◆ **Page excerpt**

.....

A system of unit vectors consists of multiple vectors mutually perpendicular to each other. Further, each unit vector has the magnitude of 1. The magnitude means that we can simply multiply the vector by a scalar quantity to "scale" it. This will be easier to visualize with an example.

Assume a unit vector pointing forward. If you want to move forward 5 units, you would follow the unit vector 5 times. In other words, you repeatedly add the unit vector 5 times. And we know that repeated addition is simply multiplication. Therefore, to move forward 5 units, you follow the vector 5x(Unit Vector). When this concept is applied to the Cartesian plane, we obtain our required tool.

Some points about this system:

- The unit vectors are centered at the origin
- They are ALWAYS mutually perpendicular
**For 3D space, unit vectors corresponding to positive x, y and z are \(\hat{i}, \hat{j} \) and \(\hat{k} \)**

Some examples are given below to help understand the concept.

- Jack moves up 10 meters in an elevator in 3D space. His displacement is \(10 \hat{j} \)
- A cat run diagonally from one corner of a 10 ft x 10 ft room to the opposite corner. Its displacement is \(10 \hat{i} + 10 \hat{k} \)
- Timmy jumps up and down on his bed. When he finally sits down on the bed, his displacement is \(0 \times (\hat{i} + \hat{j} + \hat{k}) \)

.....

◆ **Dataset**
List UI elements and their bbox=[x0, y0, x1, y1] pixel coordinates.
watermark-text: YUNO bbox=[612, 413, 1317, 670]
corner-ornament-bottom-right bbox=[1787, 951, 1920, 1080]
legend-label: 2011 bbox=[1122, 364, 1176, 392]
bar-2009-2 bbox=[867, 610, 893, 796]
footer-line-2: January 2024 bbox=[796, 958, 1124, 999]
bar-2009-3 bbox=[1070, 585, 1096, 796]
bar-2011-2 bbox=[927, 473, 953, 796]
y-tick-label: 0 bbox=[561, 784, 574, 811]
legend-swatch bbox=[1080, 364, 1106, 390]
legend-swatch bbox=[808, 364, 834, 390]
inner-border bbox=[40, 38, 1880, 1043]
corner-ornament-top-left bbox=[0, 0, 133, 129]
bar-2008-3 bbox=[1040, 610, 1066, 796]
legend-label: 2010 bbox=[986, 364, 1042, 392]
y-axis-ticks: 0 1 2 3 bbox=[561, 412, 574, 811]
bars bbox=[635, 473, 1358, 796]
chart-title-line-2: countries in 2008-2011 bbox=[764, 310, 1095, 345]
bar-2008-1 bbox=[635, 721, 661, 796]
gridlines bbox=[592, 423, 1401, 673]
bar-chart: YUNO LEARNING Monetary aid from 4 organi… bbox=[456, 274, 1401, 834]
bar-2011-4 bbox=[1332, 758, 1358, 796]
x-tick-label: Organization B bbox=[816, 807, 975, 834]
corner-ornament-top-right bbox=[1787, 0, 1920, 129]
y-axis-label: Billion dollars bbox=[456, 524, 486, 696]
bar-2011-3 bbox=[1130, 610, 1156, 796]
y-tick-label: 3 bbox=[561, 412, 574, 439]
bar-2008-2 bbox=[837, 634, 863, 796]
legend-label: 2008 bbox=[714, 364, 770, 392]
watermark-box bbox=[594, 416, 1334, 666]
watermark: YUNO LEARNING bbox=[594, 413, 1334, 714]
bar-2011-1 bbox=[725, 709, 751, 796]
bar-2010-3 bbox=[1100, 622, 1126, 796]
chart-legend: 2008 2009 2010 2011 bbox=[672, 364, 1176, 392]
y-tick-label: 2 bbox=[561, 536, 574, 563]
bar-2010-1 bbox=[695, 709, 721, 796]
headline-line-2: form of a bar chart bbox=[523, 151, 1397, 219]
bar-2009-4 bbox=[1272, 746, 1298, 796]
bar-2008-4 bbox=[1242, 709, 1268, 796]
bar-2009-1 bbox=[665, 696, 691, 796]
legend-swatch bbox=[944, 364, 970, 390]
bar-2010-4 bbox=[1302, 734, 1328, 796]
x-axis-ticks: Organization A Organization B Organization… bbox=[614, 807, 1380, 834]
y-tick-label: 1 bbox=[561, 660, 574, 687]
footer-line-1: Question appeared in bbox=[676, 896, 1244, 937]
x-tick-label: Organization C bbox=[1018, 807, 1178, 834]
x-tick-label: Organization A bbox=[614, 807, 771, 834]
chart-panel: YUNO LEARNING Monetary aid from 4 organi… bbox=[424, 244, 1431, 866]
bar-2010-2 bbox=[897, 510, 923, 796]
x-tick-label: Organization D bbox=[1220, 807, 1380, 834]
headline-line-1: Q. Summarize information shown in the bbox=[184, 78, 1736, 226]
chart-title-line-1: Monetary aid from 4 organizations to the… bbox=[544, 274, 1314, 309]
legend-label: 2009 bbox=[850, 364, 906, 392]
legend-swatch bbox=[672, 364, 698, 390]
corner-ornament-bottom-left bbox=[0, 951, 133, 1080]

.....

◆ **Task goal**
Extend the passage on unit vectors, picking up right after its example about Timmy's displacement.

◆ **Your response**
### Vector Resolution

As shown above, a vector can be represented as the sum of scaled unit vectors. The process of obtaining the scaled unit vectors from a vector of a given length is called "resolving" the vector. We use trigonometry and the given angles to obtain the lengths of the side of the various triangles constituting this vector. Here, we shall stick to 2D resolution for the sake of simplicity. However, the concepts are quite easy to carry over into higher dimensions.

In this example, we can obtain the lengths of the green vector by multiplying the black vector by sin(x). Similarly, the length of the red vector can be obtained by multiplying the black vector with \(\cos (x)\(. The directions of the constituent vectors are positive because the resultant vector lies in the first quadrant of the Cartesian plane, where the x-axis and y-axis are positive. This same concept is used to resolve every vector. The angle is usually measured against the x-axis, with an anti-clockwise angle (above the x-axis) being positive.